SUPPLIED MATERIAL
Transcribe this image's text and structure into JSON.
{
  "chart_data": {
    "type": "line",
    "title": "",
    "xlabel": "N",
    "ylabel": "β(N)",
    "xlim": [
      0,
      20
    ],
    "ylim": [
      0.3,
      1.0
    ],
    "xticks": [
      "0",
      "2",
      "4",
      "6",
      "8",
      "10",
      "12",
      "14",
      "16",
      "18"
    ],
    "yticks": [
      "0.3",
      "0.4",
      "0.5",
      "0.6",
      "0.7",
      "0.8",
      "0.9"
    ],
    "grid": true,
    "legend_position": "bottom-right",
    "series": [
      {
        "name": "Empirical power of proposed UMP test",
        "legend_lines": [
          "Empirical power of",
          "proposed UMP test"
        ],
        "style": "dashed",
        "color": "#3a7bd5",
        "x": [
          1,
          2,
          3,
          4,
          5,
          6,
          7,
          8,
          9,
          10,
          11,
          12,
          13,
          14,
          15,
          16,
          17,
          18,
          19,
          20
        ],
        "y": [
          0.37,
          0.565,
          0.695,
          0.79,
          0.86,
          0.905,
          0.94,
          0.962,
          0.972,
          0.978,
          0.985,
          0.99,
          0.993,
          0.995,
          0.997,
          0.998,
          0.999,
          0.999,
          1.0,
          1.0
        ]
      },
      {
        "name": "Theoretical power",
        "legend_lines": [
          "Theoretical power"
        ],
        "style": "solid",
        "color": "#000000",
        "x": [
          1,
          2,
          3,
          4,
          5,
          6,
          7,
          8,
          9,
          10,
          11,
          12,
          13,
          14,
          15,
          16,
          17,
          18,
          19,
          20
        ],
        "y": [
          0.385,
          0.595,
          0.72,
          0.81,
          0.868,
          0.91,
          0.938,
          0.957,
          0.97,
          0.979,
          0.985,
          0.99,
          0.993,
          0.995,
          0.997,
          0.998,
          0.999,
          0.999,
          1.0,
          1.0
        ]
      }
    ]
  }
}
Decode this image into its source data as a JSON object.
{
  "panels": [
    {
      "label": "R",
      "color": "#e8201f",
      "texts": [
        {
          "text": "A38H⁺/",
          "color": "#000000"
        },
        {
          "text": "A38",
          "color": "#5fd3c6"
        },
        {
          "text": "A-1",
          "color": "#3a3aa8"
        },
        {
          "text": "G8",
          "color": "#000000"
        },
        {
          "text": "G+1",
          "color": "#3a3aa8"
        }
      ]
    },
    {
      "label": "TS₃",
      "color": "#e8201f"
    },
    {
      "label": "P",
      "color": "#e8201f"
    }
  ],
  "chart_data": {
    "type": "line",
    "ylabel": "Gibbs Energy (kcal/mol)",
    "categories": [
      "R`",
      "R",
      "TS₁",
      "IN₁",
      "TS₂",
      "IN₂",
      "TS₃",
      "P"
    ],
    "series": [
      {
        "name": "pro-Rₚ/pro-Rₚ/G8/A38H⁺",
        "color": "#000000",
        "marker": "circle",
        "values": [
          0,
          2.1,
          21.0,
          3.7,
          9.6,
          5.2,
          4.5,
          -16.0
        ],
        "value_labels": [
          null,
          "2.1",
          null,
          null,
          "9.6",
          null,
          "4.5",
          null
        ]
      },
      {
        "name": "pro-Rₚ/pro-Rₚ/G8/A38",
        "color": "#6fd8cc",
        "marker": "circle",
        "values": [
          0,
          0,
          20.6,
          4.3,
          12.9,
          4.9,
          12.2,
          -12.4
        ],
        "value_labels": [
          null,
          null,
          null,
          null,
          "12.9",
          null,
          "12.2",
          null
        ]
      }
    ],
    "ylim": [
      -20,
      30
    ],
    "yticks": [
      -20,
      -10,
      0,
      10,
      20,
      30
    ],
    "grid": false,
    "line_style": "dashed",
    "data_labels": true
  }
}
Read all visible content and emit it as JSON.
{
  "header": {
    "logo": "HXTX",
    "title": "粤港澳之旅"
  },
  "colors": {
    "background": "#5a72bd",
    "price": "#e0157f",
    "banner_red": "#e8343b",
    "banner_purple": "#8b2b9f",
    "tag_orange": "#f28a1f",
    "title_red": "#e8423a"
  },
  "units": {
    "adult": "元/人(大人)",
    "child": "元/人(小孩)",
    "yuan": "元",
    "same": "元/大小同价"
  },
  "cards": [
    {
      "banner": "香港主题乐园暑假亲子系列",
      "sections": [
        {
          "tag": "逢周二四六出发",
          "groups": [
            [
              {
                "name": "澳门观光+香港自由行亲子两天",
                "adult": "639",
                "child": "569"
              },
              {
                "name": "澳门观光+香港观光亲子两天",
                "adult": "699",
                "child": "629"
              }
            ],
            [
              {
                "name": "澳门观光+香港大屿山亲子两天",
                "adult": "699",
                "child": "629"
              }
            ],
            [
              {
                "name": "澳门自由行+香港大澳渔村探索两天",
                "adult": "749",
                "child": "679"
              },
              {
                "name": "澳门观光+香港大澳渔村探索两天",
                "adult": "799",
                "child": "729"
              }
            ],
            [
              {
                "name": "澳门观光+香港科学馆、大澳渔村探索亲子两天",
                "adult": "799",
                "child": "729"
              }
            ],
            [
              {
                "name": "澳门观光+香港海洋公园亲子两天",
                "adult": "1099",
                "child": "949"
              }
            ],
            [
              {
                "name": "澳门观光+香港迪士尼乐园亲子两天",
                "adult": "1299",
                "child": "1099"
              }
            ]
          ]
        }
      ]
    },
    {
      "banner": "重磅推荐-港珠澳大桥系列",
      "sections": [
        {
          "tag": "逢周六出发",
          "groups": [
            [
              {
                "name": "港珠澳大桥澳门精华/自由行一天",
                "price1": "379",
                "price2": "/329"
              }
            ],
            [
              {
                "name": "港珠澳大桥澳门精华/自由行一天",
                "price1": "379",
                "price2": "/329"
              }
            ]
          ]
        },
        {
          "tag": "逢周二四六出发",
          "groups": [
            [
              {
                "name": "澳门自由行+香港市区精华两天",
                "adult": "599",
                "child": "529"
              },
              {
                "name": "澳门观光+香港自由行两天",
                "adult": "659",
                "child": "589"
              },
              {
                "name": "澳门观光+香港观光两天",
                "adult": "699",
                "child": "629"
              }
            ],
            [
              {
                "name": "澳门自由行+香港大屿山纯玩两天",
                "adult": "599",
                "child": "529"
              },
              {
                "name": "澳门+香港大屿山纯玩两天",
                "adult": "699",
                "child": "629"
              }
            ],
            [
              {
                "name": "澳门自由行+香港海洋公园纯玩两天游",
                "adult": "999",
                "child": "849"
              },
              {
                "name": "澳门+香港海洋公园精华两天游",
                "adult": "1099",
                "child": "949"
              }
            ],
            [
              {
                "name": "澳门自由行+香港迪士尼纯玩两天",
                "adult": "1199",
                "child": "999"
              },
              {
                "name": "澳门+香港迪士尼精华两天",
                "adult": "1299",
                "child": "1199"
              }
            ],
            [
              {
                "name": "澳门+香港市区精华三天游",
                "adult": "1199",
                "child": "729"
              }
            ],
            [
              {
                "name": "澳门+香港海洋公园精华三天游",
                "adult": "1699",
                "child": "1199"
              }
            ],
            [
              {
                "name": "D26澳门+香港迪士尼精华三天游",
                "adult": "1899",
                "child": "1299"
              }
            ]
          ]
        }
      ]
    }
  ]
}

SET EXERCISE
Print back all the lines verbatim.

RESPONSE TO THE EXERCISE
Transcribe this image's text and structure into JSON.
{
  "chart_data": {
    "type": "line",
    "title": "",
    "xlabel": "N",
    "ylabel": "β(N)",
    "xlim": [
      0,
      20
    ],
    "ylim": [
      0.3,
      1.0
    ],
    "xticks": [
      "0",
      "2",
      "4",
      "6",
      "8",
      "10",
      "12",
      "14",
      "16",
      "18"
    ],
    "yticks": [
      "0.3",
      "0.4",
      "0.5",
      "0.6",
      "0.7",
      "0.8",
      "0.9"
    ],
    "grid": true,
    "legend_position": "bottom-right",
    "series": [
      {
        "name": "Empirical power of proposed UMP test",
        "legend_lines": [
          "Empirical power of",
          "proposed UMP test"
        ],
        "style": "dashed",
        "color": "#3a7bd5",
        "x": [
          1,
          2,
          3,
          4,
          5,
          6,
          7,
          8,
          9,
          10,
          11,
          12,
          13,
          14,
          15,
          16,
          17,
          18,
          19,
          20
        ],
        "y": [
          0.37,
          0.565,
          0.695,
          0.79,
          0.86,
          0.905,
          0.94,
          0.962,
          0.972,
          0.978,
          0.985,
          0.99,
          0.993,
          0.995,
          0.997,
          0.998,
          0.999,
          0.999,
          1.0,
          1.0
        ]
      },
      {
        "name": "Theoretical power",
        "legend_lines": [
          "Theoretical power"
        ],
        "style": "solid",
        "color": "#000000",
        "x": [
          1,
          2,
          3,
          4,
          5,
          6,
          7,
          8,
          9,
          10,
          11,
          12,
          13,
          14,
          15,
          16,
          17,
          18,
          19,
          20
        ],
        "y": [
          0.385,
          0.595,
          0.72,
          0.81,
          0.868,
          0.91,
          0.938,
          0.957,
          0.97,
          0.979,
          0.985,
          0.99,
          0.993,
          0.995,
          0.997,
          0.998,
          0.999,
          0.999,
          1.0,
          1.0
        ]
      }
    ]
  }
}
Decode this image into its source data as a JSON object.
{
  "panels": [
    {
      "label": "R",
      "color": "#e8201f",
      "texts": [
        {
          "text": "A38H⁺/",
          "color": "#000000"
        },
        {
          "text": "A38",
          "color": "#5fd3c6"
        },
        {
          "text": "A-1",
          "color": "#3a3aa8"
        },
        {
          "text": "G8",
          "color": "#000000"
        },
        {
          "text": "G+1",
          "color": "#3a3aa8"
        }
      ]
    },
    {
      "label": "TS₃",
      "color": "#e8201f"
    },
    {
      "label": "P",
      "color": "#e8201f"
    }
  ],
  "chart_data": {
    "type": "line",
    "ylabel": "Gibbs Energy (kcal/mol)",
    "categories": [
      "R`",
      "R",
      "TS₁",
      "IN₁",
      "TS₂",
      "IN₂",
      "TS₃",
      "P"
    ],
    "series": [
      {
        "name": "pro-Rₚ/pro-Rₚ/G8/A38H⁺",
        "color": "#000000",
        "marker": "circle",
        "values": [
          0,
          2.1,
          21.0,
          3.7,
          9.6,
          5.2,
          4.5,
          -16.0
        ],
        "value_labels": [
          null,
          "2.1",
          null,
          null,
          "9.6",
          null,
          "4.5",
          null
        ]
      },
      {
        "name": "pro-Rₚ/pro-Rₚ/G8/A38",
        "color": "#6fd8cc",
        "marker": "circle",
        "values": [
          0,
          0,
          20.6,
          4.3,
          12.9,
          4.9,
          12.2,
          -12.4
        ],
        "value_labels": [
          null,
          null,
          null,
          null,
          "12.9",
          null,
          "12.2",
          null
        ]
      }
    ],
    "ylim": [
      -20,
      30
    ],
    "yticks": [
      -20,
      -10,
      0,
      10,
      20,
      30
    ],
    "grid": false,
    "line_style": "dashed",
    "data_labels": true
  }
}
Read all visible content and emit it as JSON.
{
  "header": {
    "logo": "HXTX",
    "title": "粤港澳之旅"
  },
  "colors": {
    "background": "#5a72bd",
    "price": "#e0157f",
    "banner_red": "#e8343b",
    "banner_purple": "#8b2b9f",
    "tag_orange": "#f28a1f",
    "title_red": "#e8423a"
  },
  "units": {
    "adult": "元/人(大人)",
    "child": "元/人(小孩)",
    "yuan": "元",
    "same": "元/大小同价"
  },
  "cards": [
    {
      "banner": "香港主题乐园暑假亲子系列",
      "sections": [
        {
          "tag": "逢周二四六出发",
          "groups": [
            [
              {
                "name": "澳门观光+香港自由行亲子两天",
                "adult": "639",
                "child": "569"
              },
              {
                "name": "澳门观光+香港观光亲子两天",
                "adult": "699",
                "child": "629"
              }
            ],
            [
              {
                "name": "澳门观光+香港大屿山亲子两天",
                "adult": "699",
                "child": "629"
              }
            ],
            [
              {
                "name": "澳门自由行+香港大澳渔村探索两天",
                "adult": "749",
                "child": "679"
              },
              {
                "name": "澳门观光+香港大澳渔村探索两天",
                "adult": "799",
                "child": "729"
              }
            ],
            [
              {
                "name": "澳门观光+香港科学馆、大澳渔村探索亲子两天",
                "adult": "799",
                "child": "729"
              }
            ],
            [
              {
                "name": "澳门观光+香港海洋公园亲子两天",
                "adult": "1099",
                "child": "949"
              }
            ],
            [
              {
                "name": "澳门观光+香港迪士尼乐园亲子两天",
                "adult": "1299",
                "child": "1099"
              }
            ]
          ]
        }
      ]
    },
    {
      "banner": "重磅推荐-港珠澳大桥系列",
      "sections": [
        {
          "tag": "逢周六出发",
          "groups": [
            [
              {
                "name": "港珠澳大桥澳门精华/自由行一天",
                "price1": "379",
                "price2": "/329"
              }
            ],
            [
              {
                "name": "港珠澳大桥澳门精华/自由行一天",
                "price1": "379",
                "price2": "/329"
              }
            ]
          ]
        },
        {
          "tag": "逢周二四六出发",
          "groups": [
            [
              {
                "name": "澳门自由行+香港市区精华两天",
                "adult": "599",
                "child": "529"
              },
              {
                "name": "澳门观光+香港自由行两天",
                "adult": "659",
                "child": "589"
              },
              {
                "name": "澳门观光+香港观光两天",
                "adult": "699",
                "child": "629"
              }
            ],
            [
              {
                "name": "澳门自由行+香港大屿山纯玩两天",
                "adult": "599",
                "child": "529"
              },
              {
                "name": "澳门+香港大屿山纯玩两天",
                "adult": "699",
                "child": "629"
              }
            ],
            [
              {
                "name": "澳门自由行+香港海洋公园纯玩两天游",
                "adult": "999",
                "child": "849"
              },
              {
                "name": "澳门+香港海洋公园精华两天游",
                "adult": "1099",
                "child": "949"
              }
            ],
            [
              {
                "name": "澳门自由行+香港迪士尼纯玩两天",
                "adult": "1199",
                "child": "999"
              },
              {
                "name": "澳门+香港迪士尼精华两天",
                "adult": "1299",
                "child": "1199"
              }
            ],
            [
              {
                "name": "澳门+香港市区精华三天游",
                "adult": "1199",
                "child": "729"
              }
            ],
            [
              {
                "name": "澳门+香港海洋公园精华三天游",
                "adult": "1699",
                "child": "1199"
              }
            ],
            [
              {
                "name": "D26澳门+香港迪士尼精华三天游",
                "adult": "1899",
                "child": "1299"
              }
            ]
          ]
        }
      ]
    }
  ]
}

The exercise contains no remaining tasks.